AIM: Lift every line from the entries that includes the word "termine".

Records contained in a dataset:

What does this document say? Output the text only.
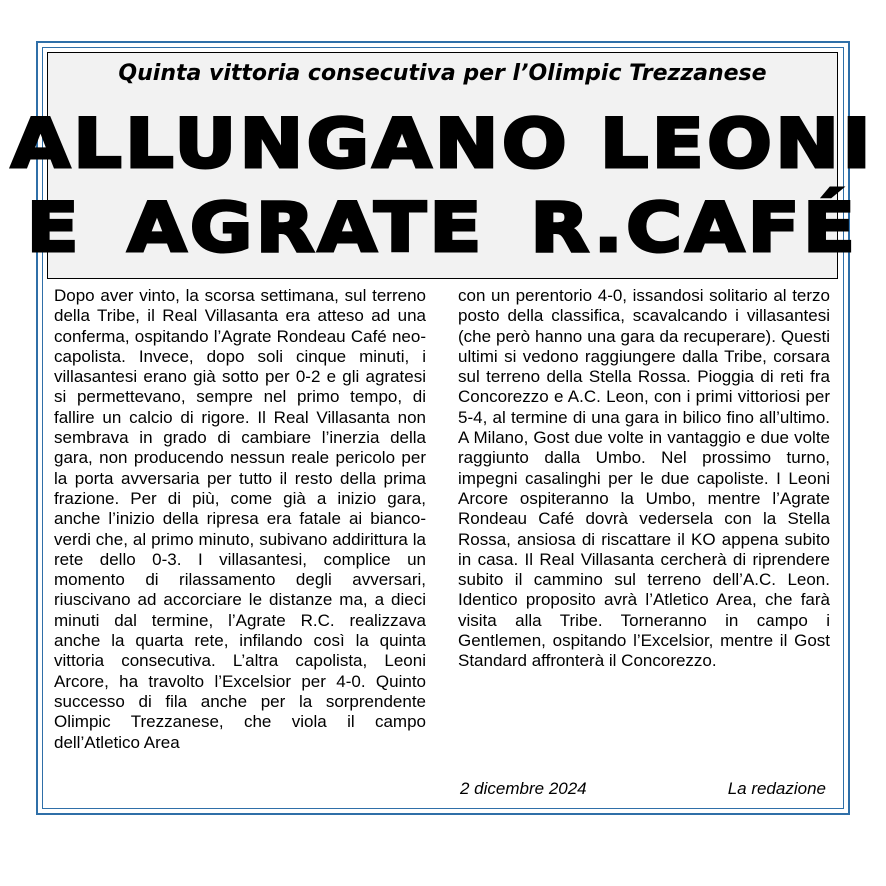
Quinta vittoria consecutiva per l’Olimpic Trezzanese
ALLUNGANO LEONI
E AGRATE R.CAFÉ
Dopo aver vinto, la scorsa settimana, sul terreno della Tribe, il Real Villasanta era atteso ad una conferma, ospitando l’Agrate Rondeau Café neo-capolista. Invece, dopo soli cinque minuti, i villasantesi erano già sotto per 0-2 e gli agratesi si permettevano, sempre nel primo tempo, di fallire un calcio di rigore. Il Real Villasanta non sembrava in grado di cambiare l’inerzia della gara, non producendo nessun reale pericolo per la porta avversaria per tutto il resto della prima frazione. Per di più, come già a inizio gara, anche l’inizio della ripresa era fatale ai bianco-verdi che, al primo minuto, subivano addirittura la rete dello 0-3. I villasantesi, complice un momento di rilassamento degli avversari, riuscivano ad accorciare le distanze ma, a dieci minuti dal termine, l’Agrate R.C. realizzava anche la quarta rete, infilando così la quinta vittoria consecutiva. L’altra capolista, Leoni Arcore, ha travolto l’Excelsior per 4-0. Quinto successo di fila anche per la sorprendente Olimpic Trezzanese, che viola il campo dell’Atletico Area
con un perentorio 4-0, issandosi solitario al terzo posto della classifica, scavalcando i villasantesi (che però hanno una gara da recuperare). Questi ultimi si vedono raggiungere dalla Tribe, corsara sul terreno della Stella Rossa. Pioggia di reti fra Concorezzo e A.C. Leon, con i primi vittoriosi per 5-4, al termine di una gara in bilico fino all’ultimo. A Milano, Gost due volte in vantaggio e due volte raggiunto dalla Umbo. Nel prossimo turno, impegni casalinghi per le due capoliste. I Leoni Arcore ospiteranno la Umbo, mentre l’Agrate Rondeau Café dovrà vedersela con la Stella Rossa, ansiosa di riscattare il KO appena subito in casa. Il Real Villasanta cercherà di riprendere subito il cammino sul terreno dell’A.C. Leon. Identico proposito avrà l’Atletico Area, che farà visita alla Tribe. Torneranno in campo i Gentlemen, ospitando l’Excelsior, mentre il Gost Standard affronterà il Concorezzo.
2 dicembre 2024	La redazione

---

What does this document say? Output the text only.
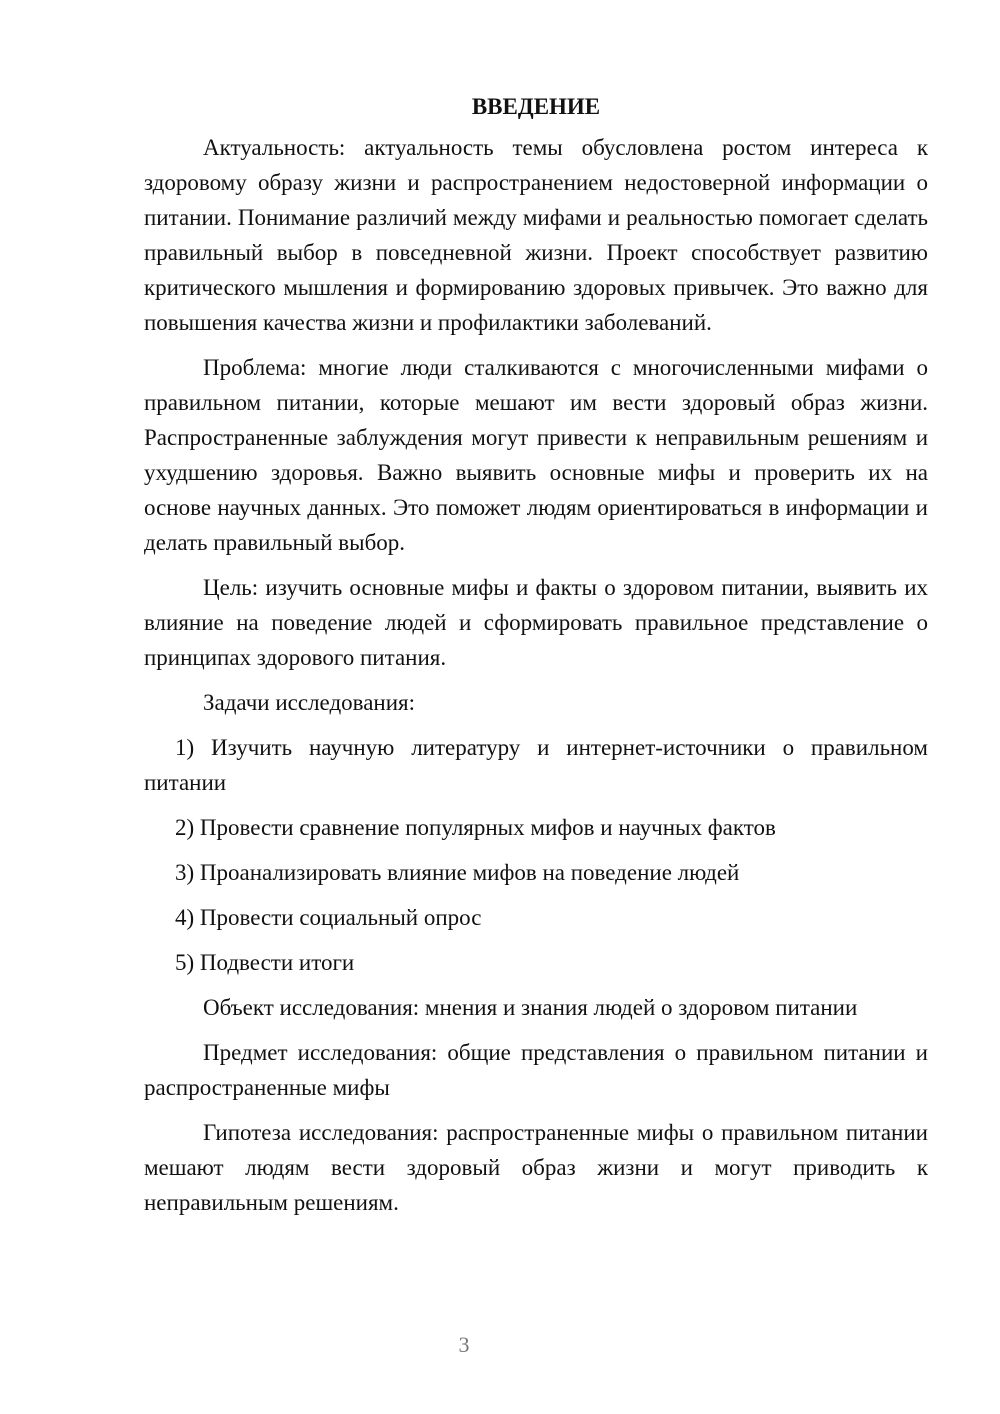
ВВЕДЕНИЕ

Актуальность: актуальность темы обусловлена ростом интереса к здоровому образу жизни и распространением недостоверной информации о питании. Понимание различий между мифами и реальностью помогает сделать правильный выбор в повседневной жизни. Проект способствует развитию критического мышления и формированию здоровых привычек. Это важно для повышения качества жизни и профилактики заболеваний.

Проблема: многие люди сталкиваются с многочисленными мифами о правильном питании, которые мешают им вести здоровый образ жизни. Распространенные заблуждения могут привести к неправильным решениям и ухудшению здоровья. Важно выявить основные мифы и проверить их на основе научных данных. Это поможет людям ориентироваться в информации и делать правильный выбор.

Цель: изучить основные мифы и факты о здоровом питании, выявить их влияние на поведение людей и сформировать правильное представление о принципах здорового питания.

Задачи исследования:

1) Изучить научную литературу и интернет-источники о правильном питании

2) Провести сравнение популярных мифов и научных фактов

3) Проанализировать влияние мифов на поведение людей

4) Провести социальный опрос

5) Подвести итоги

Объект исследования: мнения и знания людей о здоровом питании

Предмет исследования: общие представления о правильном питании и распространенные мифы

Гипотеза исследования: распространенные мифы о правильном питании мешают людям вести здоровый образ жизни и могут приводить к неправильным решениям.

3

ANSWER IN FULL:
Dopo aver vinto, la scorsa settimana, sul terreno della Tribe, il Real Villasanta era atteso ad una conferma, ospitando l’Agrate Rondeau Café neo-capolista. Invece, dopo soli cinque minuti, i villasantesi erano già sotto per 0-2 e gli agratesi si permettevano, sempre nel primo tempo, di fallire un calcio di rigore. Il Real Villasanta non sembrava in grado di cambiare l’inerzia della gara, non producendo nessun reale pericolo per la porta avversaria per tutto il resto della prima frazione. Per di più, come già a inizio gara, anche l’inizio della ripresa era fatale ai bianco-verdi che, al primo minuto, subivano addirittura la rete dello 0-3. I villasantesi, complice un momento di rilassamento degli avversari, riuscivano ad accorciare le distanze ma, a dieci minuti dal termine, l’Agrate R.C. realizzava anche la quarta rete, infilando così la quinta vittoria consecutiva. L’altra capolista, Leoni Arcore, ha travolto l’Excelsior per 4-0. Quinto successo di fila anche per la sorprendente Olimpic Trezzanese, che viola il campo dell’Atletico Area
con un perentorio 4-0, issandosi solitario al terzo posto della classifica, scavalcando i villasantesi (che però hanno una gara da recuperare). Questi ultimi si vedono raggiungere dalla Tribe, corsara sul terreno della Stella Rossa. Pioggia di reti fra Concorezzo e A.C. Leon, con i primi vittoriosi per 5-4, al termine di una gara in bilico fino all’ultimo. A Milano, Gost due volte in vantaggio e due volte raggiunto dalla Umbo. Nel prossimo turno, impegni casalinghi per le due capoliste. I Leoni Arcore ospiteranno la Umbo, mentre l’Agrate Rondeau Café dovrà vedersela con la Stella Rossa, ansiosa di riscattare il KO appena subito in casa. Il Real Villasanta cercherà di riprendere subito il cammino sul terreno dell’A.C. Leon. Identico proposito avrà l’Atletico Area, che farà visita alla Tribe. Torneranno in campo i Gentlemen, ospitando l’Excelsior, mentre il Gost Standard affronterà il Concorezzo.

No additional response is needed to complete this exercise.